## WHAT IS EXPECTED
Print every entry, word for word, and skip the images.

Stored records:
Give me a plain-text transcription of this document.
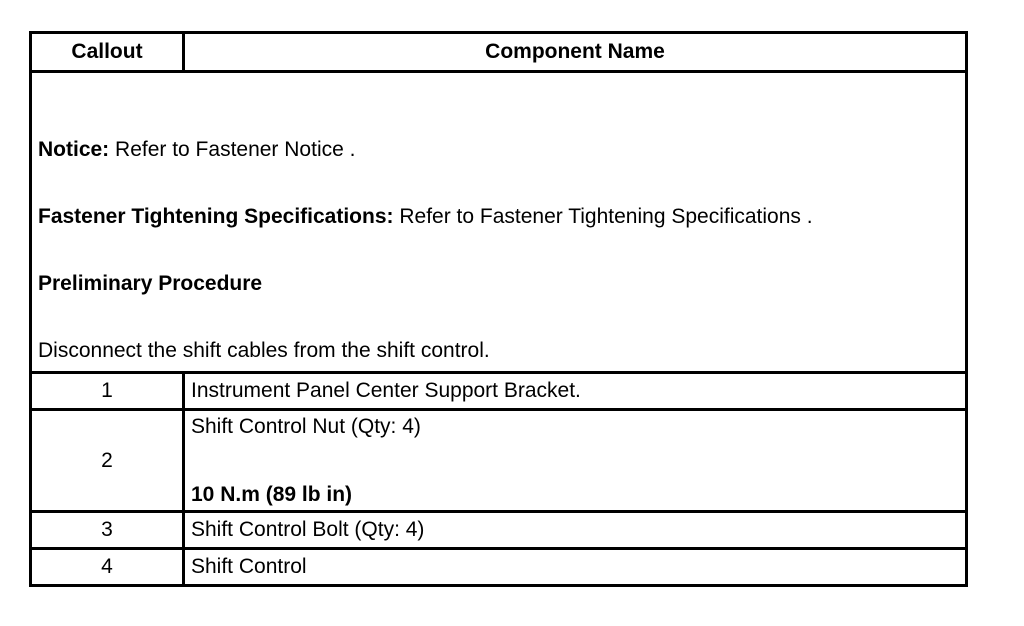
Callout	Component Name

Notice: Refer to Fastener Notice .

Fastener Tightening Specifications: Refer to Fastener Tightening Specifications .

Preliminary Procedure

Disconnect the shift cables from the shift control.	

1	Instrument Panel Center Support Bracket.
2	Shift Control Nut (Qty: 4)
10 N.m (89 lb in)

3	Shift Control Bolt (Qty: 4)
4	Shift Control
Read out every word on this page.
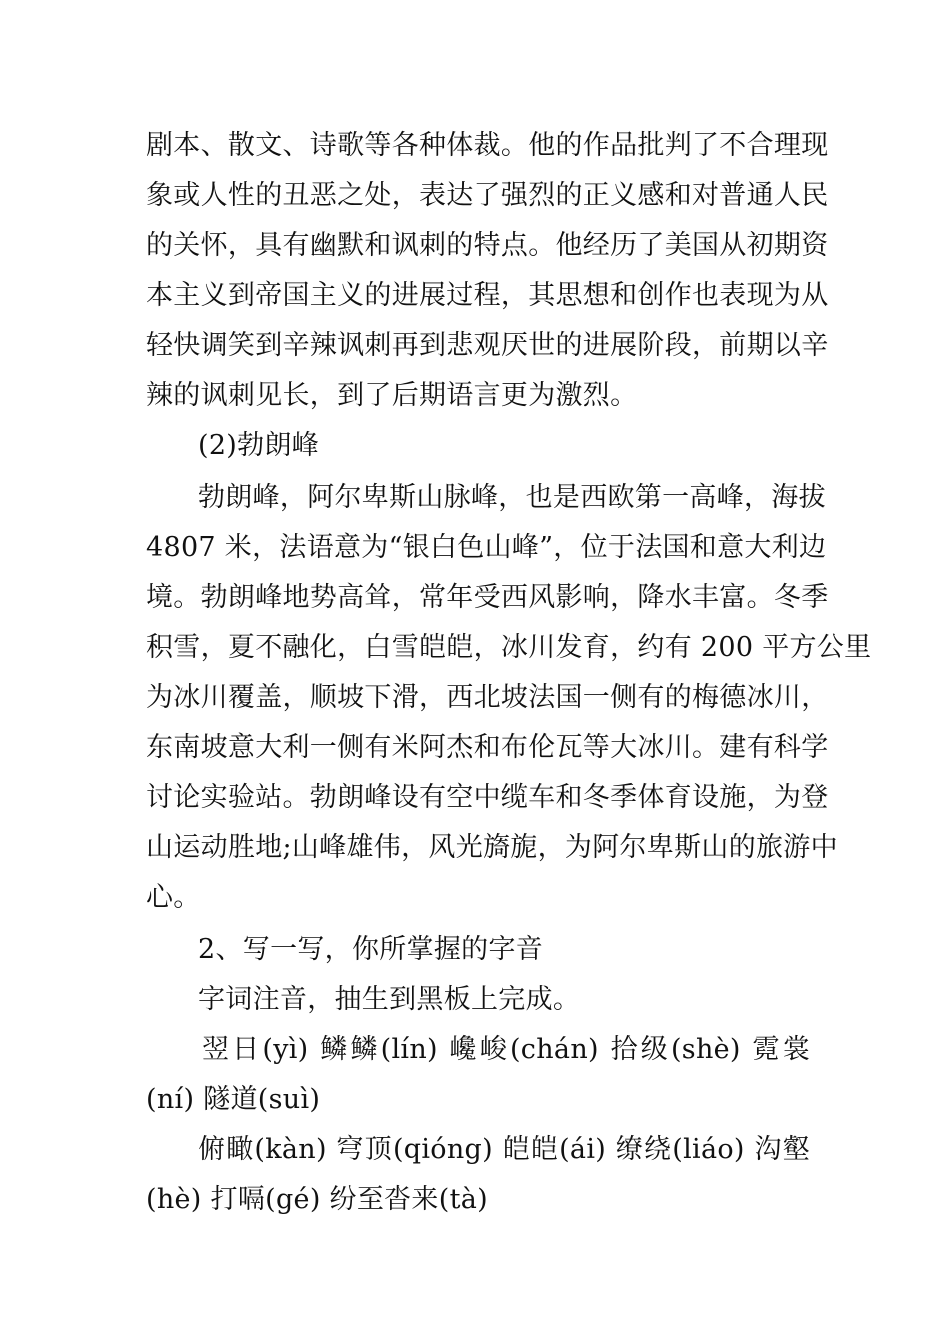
剧本、散文、诗歌等各种体裁。他的作品批判了不合理现
象或人性的丑恶之处，表达了强烈的正义感和对普通人民
的关怀，具有幽默和讽刺的特点。他经历了美国从初期资
本主义到帝国主义的进展过程，其思想和创作也表现为从
轻快调笑到辛辣讽刺再到悲观厌世的进展阶段，前期以辛
辣的讽刺见长，到了后期语言更为激烈。
(2)勃朗峰
勃朗峰，阿尔卑斯山脉峰，也是西欧第一高峰，海拔
4807 米，法语意为“银白色山峰”，位于法国和意大利边
境。勃朗峰地势高耸，常年受西风影响，降水丰富。冬季
积雪，夏不融化，白雪皑皑，冰川发育，约有 200 平方公里
为冰川覆盖，顺坡下滑，西北坡法国一侧有的梅德冰川，
东南坡意大利一侧有米阿杰和布伦瓦等大冰川。建有科学
讨论实验站。勃朗峰设有空中缆车和冬季体育设施，为登
山运动胜地;山峰雄伟，风光旖旎，为阿尔卑斯山的旅游中
心。
2、写一写，你所掌握的字音
字词注音，抽生到黑板上完成。
翌日(yì) 鳞鳞(lín) 巉峻(chán) 拾级(shè) 霓裳
(ní) 隧道(suì)
俯瞰(kàn) 穹顶(qióng) 皑皑(ái) 缭绕(liáo) 沟壑
(hè) 打嗝(gé) 纷至沓来(tà)
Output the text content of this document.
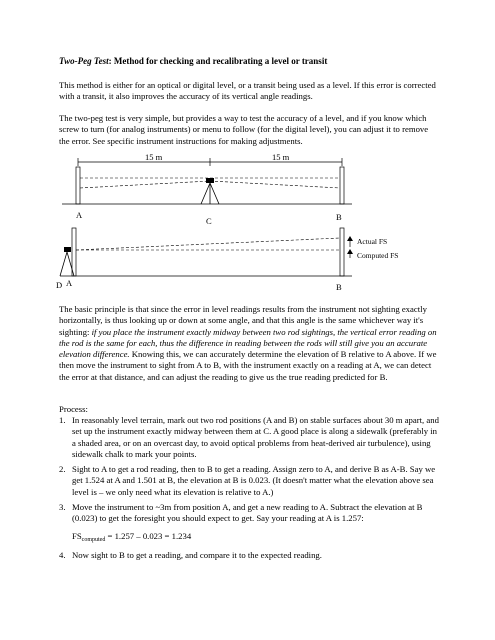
Two-Peg Test: Method for checking and recalibrating a level or transit

This method is either for an optical or digital level, or a transit being used as a level. If this error is corrected with a transit, it also improves the accuracy of its vertical angle readings.

The two-peg test is very simple, but provides a way to test the accuracy of a level, and if you know which screw to turn (for analog instruments) or menu to follow (for the digital level), you can adjust it to remove the error. See specific instrument instructions for making adjustments.

15 m	15 m
A
C	B
Actual FS
Computed FS
D A	B

The basic principle is that since the error in level readings results from the instrument not sighting exactly horizontally, is thus looking up or down at some angle, and that this angle is the same whichever way it's sighting: if you place the instrument exactly midway between two rod sightings, the vertical error reading on the rod is the same for each, thus the difference in reading between the rods will still give you an accurate elevation difference. Knowing this, we can accurately determine the elevation of B relative to A above. If we then move the instrument to sight from A to B, with the instrument exactly on a reading at A, we can detect the error at that distance, and can adjust the reading to give us the true reading predicted for B.

Process:

1. In reasonably level terrain, mark out two rod positions (A and B) on stable surfaces about 30 m apart, and set up the instrument exactly midway between them at C. A good place is along a sidewalk (preferably in a shaded area, or on an overcast day, to avoid optical problems from heat-derived air turbulence), using sidewalk chalk to mark your points.
2. Sight to A to get a rod reading, then to B to get a reading. Assign zero to A, and derive B as A-B. Say we get 1.524 at A and 1.501 at B, the elevation at B is 0.023. (It doesn't matter what the elevation above sea level is – we only need what its elevation is relative to A.)
3. Move the instrument to ~3m from position A, and get a new reading to A. Subtract the elevation at B (0.023) to get the foresight you should expect to get. Say your reading at A is 1.257:
$FS_{computed} = 1.257 - 0.023 = 1.234$
4. Now sight to B to get a reading, and compare it to the expected reading.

## PROBLEM SOLUTION
Give me a plain-text transcription of this document.
Callout	Component Name

Notice: Refer to Fastener Notice .

Fastener Tightening Specifications: Refer to Fastener Tightening Specifications .

Preliminary Procedure

Disconnect the shift cables from the shift control.	

1	Instrument Panel Center Support Bracket.
2	Shift Control Nut (Qty: 4)
10 N.m (89 lb in)

3	Shift Control Bolt (Qty: 4)
4	Shift Control
Read out every word on this page.
剧本、散文、诗歌等各种体裁。他的作品批判了不合理现
象或人性的丑恶之处，表达了强烈的正义感和对普通人民
的关怀，具有幽默和讽刺的特点。他经历了美国从初期资
本主义到帝国主义的进展过程，其思想和创作也表现为从
轻快调笑到辛辣讽刺再到悲观厌世的进展阶段，前期以辛
辣的讽刺见长，到了后期语言更为激烈。
(2)勃朗峰
勃朗峰，阿尔卑斯山脉峰，也是西欧第一高峰，海拔
4807 米，法语意为“银白色山峰”，位于法国和意大利边
境。勃朗峰地势高耸，常年受西风影响，降水丰富。冬季
积雪，夏不融化，白雪皑皑，冰川发育，约有 200 平方公里
为冰川覆盖，顺坡下滑，西北坡法国一侧有的梅德冰川，
东南坡意大利一侧有米阿杰和布伦瓦等大冰川。建有科学
讨论实验站。勃朗峰设有空中缆车和冬季体育设施，为登
山运动胜地;山峰雄伟，风光旖旎，为阿尔卑斯山的旅游中
心。
2、写一写，你所掌握的字音
字词注音，抽生到黑板上完成。
翌日(yì) 鳞鳞(lín) 巉峻(chán) 拾级(shè) 霓裳
(ní) 隧道(suì)
俯瞰(kàn) 穹顶(qióng) 皑皑(ái) 缭绕(liáo) 沟壑
(hè) 打嗝(gé) 纷至沓来(tà)
Output the text content of this document.
Two-Peg Test: Method for checking and recalibrating a level or transit

This method is either for an optical or digital level, or a transit being used as a level. If this error is corrected with a transit, it also improves the accuracy of its vertical angle readings.

The two-peg test is very simple, but provides a way to test the accuracy of a level, and if you know which screw to turn (for analog instruments) or menu to follow (for the digital level), you can adjust it to remove the error. See specific instrument instructions for making adjustments.

15 m	15 m
A
C	B
Actual FS
Computed FS
D A	B

The basic principle is that since the error in level readings results from the instrument not sighting exactly horizontally, is thus looking up or down at some angle, and that this angle is the same whichever way it's sighting: if you place the instrument exactly midway between two rod sightings, the vertical error reading on the rod is the same for each, thus the difference in reading between the rods will still give you an accurate elevation difference. Knowing this, we can accurately determine the elevation of B relative to A above. If we then move the instrument to sight from A to B, with the instrument exactly on a reading at A, we can detect the error at that distance, and can adjust the reading to give us the true reading predicted for B.

Process:

1. In reasonably level terrain, mark out two rod positions (A and B) on stable surfaces about 30 m apart, and set up the instrument exactly midway between them at C. A good place is along a sidewalk (preferably in a shaded area, or on an overcast day, to avoid optical problems from heat-derived air turbulence), using sidewalk chalk to mark your points.
2. Sight to A to get a rod reading, then to B to get a reading. Assign zero to A, and derive B as A-B. Say we get 1.524 at A and 1.501 at B, the elevation at B is 0.023. (It doesn't matter what the elevation above sea level is – we only need what its elevation is relative to A.)
3. Move the instrument to ~3m from position A, and get a new reading to A. Subtract the elevation at B (0.023) to get the foresight you should expect to get. Say your reading at A is 1.257:
$FS_{computed} = 1.257 - 0.023 = 1.234$
4. Now sight to B to get a reading, and compare it to the expected reading.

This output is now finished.